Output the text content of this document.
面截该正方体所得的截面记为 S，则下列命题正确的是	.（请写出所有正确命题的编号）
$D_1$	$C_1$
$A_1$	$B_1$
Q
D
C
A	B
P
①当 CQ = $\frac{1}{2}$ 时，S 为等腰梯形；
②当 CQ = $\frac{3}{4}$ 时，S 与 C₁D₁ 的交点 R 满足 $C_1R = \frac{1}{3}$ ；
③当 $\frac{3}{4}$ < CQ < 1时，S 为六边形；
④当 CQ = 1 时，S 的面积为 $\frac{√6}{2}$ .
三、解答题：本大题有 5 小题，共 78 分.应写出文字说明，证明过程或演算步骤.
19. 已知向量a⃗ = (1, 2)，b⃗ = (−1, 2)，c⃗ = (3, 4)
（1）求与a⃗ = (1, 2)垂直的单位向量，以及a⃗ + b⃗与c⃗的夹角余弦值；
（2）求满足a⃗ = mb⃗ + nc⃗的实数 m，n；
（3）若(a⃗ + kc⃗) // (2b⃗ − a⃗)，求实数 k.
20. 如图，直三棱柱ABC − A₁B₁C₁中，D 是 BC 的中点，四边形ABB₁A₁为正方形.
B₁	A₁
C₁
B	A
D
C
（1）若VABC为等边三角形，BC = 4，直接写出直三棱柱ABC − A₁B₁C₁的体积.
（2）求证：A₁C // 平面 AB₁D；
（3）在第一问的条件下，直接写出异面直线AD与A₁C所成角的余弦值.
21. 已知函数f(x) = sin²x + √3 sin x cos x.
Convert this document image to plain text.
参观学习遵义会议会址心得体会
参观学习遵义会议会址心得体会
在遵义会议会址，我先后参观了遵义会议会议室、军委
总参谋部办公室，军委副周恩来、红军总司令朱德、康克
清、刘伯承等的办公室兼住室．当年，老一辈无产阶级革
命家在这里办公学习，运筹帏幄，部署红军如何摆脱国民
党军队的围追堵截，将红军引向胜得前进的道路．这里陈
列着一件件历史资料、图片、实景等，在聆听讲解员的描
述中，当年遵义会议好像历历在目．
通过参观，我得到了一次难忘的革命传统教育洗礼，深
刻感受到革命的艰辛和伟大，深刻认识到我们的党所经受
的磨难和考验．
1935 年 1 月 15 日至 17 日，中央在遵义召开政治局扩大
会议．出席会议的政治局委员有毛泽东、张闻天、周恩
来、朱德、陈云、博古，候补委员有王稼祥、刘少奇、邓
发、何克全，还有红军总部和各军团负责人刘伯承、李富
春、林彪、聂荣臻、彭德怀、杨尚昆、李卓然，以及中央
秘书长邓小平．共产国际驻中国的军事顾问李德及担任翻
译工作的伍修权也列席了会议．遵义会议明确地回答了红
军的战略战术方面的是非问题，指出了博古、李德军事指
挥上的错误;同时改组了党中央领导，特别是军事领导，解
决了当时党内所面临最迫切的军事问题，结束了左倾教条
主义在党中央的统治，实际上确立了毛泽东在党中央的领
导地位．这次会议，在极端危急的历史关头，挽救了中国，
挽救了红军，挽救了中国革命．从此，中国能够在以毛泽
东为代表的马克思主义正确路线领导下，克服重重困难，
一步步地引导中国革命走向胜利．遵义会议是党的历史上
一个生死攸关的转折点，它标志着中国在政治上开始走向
====
Extract all lines of the records above that include "document".

• THE RESULT:
Output the text content of this document.
Convert this document image to plain text.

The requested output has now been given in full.